-- Data entries start --

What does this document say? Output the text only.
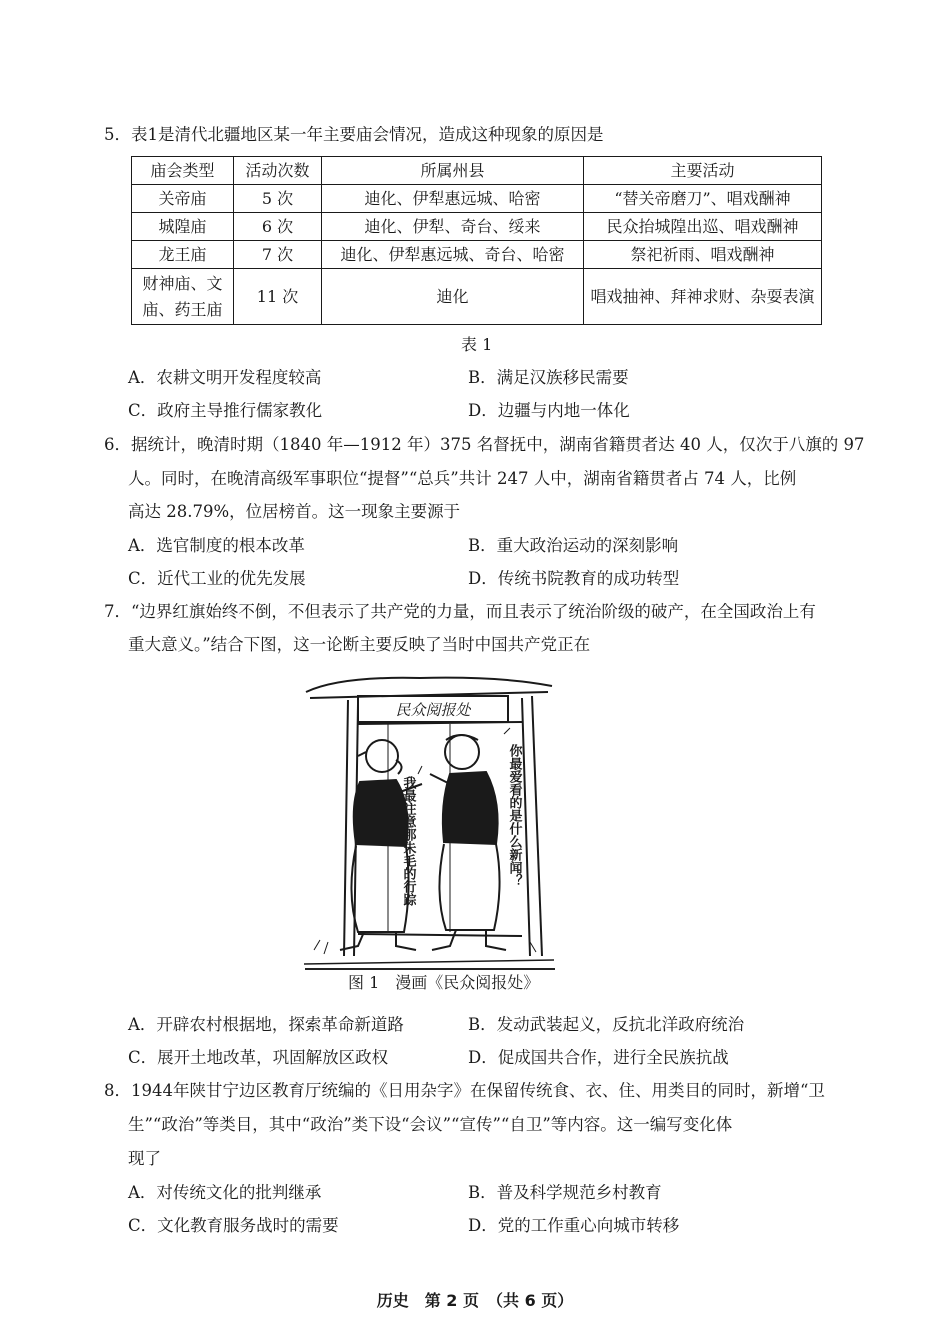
5．表1是清代北疆地区某一年主要庙会情况，造成这种现象的原因是
庙会类型	活动次数	所属州县	主要活动
关帝庙	5 次	迪化、伊犁惠远城、哈密	“替关帝磨刀”、唱戏酬神
城隍庙	6 次	迪化、伊犁、奇台、绥来	民众抬城隍出巡、唱戏酬神
龙王庙	7 次	迪化、伊犁惠远城、奇台、哈密	祭祀祈雨、唱戏酬神
财神庙、文庙、药王庙	11 次	迪化	唱戏抽神、拜神求财、杂耍表演
表 1
A．农耕文明开发程度较高	B．满足汉族移民需要
C．政府主导推行儒家教化	D．边疆与内地一体化
6．据统计，晚清时期（1840 年—1912 年）375 名督抚中，湖南省籍贯者达 40 人，仅次于八旗的 97
人。同时，在晚清高级军事职位“提督”“总兵”共计 247 人中，湖南省籍贯者占 74 人，比例
高达 28.79%，位居榜首。这一现象主要源于
A．选官制度的根本改革	B．重大政治运动的深刻影响
C．近代工业的优先发展	D．传统书院教育的成功转型
7．“边界红旗始终不倒，不但表示了共产党的力量，而且表示了统治阶级的破产，在全国政治上有
重大意义。”结合下图，这一论断主要反映了当时中国共产党正在
民众阅报处
我最注意那朱毛的行踪	你最爱看的是什么新闻？
图 1　漫画《民众阅报处》
A．开辟农村根据地，探索革命新道路	B．发动武装起义，反抗北洋政府统治
C．展开土地改革，巩固解放区政权	D．促成国共合作，进行全民族抗战
8．1944年陕甘宁边区教育厅统编的《日用杂字》在保留传统食、衣、住、用类目的同时，新增“卫
生”“政治”等类目，其中“政治”类下设“会议”“宣传”“自卫”等内容。这一编写变化体
现了
A．对传统文化的批判继承	B．普及科学规范乡村教育
C．文化教育服务战时的需要	D．党的工作重心向城市转移
历史　第 2 页　（共 6 页）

-- Data entries end --

Set task:
Set the listing down in full and exactly. Pictures within it should not appear in the copy.

Finished answer:
What does this document say? Output the text only.
5．表1是清代北疆地区某一年主要庙会情况，造成这种现象的原因是
庙会类型	活动次数	所属州县	主要活动
关帝庙	5 次	迪化、伊犁惠远城、哈密	“替关帝磨刀”、唱戏酬神
城隍庙	6 次	迪化、伊犁、奇台、绥来	民众抬城隍出巡、唱戏酬神
龙王庙	7 次	迪化、伊犁惠远城、奇台、哈密	祭祀祈雨、唱戏酬神
财神庙、文庙、药王庙	11 次	迪化	唱戏抽神、拜神求财、杂耍表演
表 1
A．农耕文明开发程度较高	B．满足汉族移民需要
C．政府主导推行儒家教化	D．边疆与内地一体化
6．据统计，晚清时期（1840 年—1912 年）375 名督抚中，湖南省籍贯者达 40 人，仅次于八旗的 97
人。同时，在晚清高级军事职位“提督”“总兵”共计 247 人中，湖南省籍贯者占 74 人，比例
高达 28.79%，位居榜首。这一现象主要源于
A．选官制度的根本改革	B．重大政治运动的深刻影响
C．近代工业的优先发展	D．传统书院教育的成功转型
7．“边界红旗始终不倒，不但表示了共产党的力量，而且表示了统治阶级的破产，在全国政治上有
重大意义。”结合下图，这一论断主要反映了当时中国共产党正在
民众阅报处
我最注意那朱毛的行踪	你最爱看的是什么新闻？
图 1　漫画《民众阅报处》
A．开辟农村根据地，探索革命新道路	B．发动武装起义，反抗北洋政府统治
C．展开土地改革，巩固解放区政权	D．促成国共合作，进行全民族抗战
8．1944年陕甘宁边区教育厅统编的《日用杂字》在保留传统食、衣、住、用类目的同时，新增“卫
生”“政治”等类目，其中“政治”类下设“会议”“宣传”“自卫”等内容。这一编写变化体
现了
A．对传统文化的批判继承	B．普及科学规范乡村教育
C．文化教育服务战时的需要	D．党的工作重心向城市转移
历史　第 2 页　（共 6 页）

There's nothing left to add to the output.